Required task -
Make an exact copy of all the entries below, with the pictures left out.

Provided data -
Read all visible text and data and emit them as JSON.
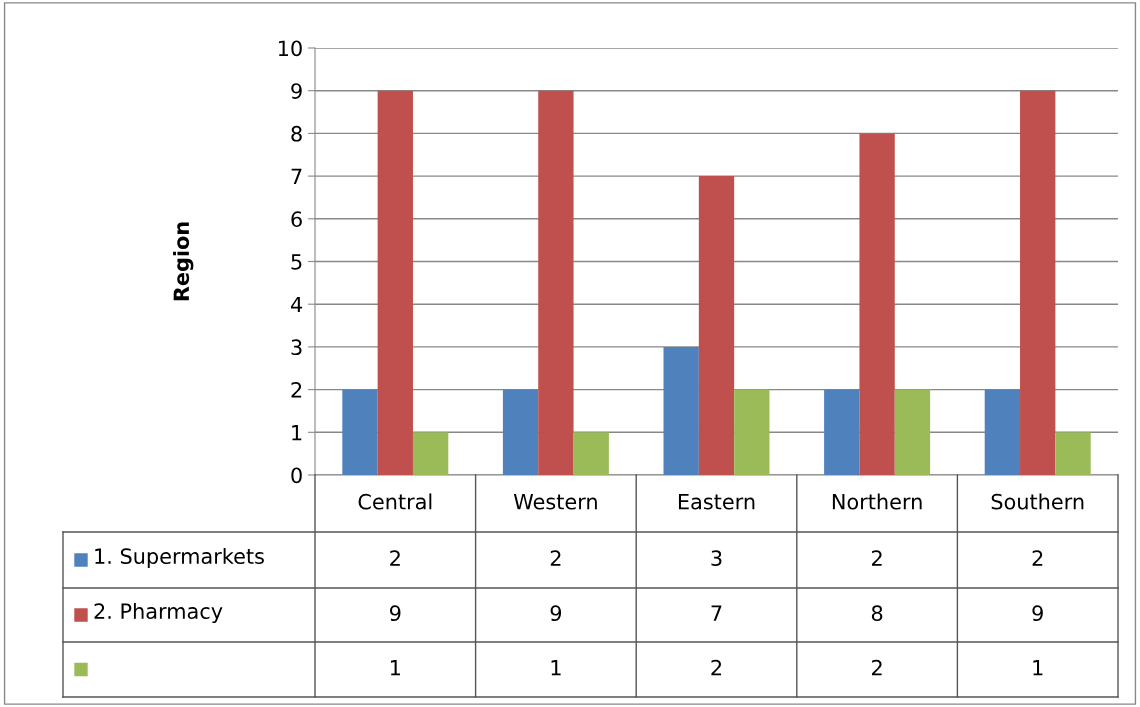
{
  "chart_data": {
    "type": "bar",
    "ylabel": "Region",
    "categories": [
      "Central",
      "Western",
      "Eastern",
      "Northern",
      "Southern"
    ],
    "series": [
      {
        "name": "1. Supermarkets",
        "color": "#4f81bd",
        "values": [
          2,
          2,
          3,
          2,
          2
        ]
      },
      {
        "name": "2. Pharmacy",
        "color": "#c0504d",
        "values": [
          9,
          9,
          7,
          8,
          9
        ]
      },
      {
        "color": "#9bbb59",
        "values": [
          1,
          1,
          2,
          2,
          1
        ]
      }
    ],
    "ylim": [
      0,
      10
    ],
    "yticks": [
      0,
      1,
      2,
      3,
      4,
      5,
      6,
      7,
      8,
      9,
      10
    ],
    "grid": "y",
    "data_labels": true,
    "legend": "left"
  }
}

Complete answer -
Read all visible text and data and emit them as JSON.
{
  "chart_data": {
    "type": "bar",
    "ylabel": "Region",
    "categories": [
      "Central",
      "Western",
      "Eastern",
      "Northern",
      "Southern"
    ],
    "series": [
      {
        "name": "1. Supermarkets",
        "color": "#4f81bd",
        "values": [
          2,
          2,
          3,
          2,
          2
        ]
      },
      {
        "name": "2. Pharmacy",
        "color": "#c0504d",
        "values": [
          9,
          9,
          7,
          8,
          9
        ]
      },
      {
        "color": "#9bbb59",
        "values": [
          1,
          1,
          2,
          2,
          1
        ]
      }
    ],
    "ylim": [
      0,
      10
    ],
    "yticks": [
      0,
      1,
      2,
      3,
      4,
      5,
      6,
      7,
      8,
      9,
      10
    ],
    "grid": "y",
    "data_labels": true,
    "legend": "left"
  }
}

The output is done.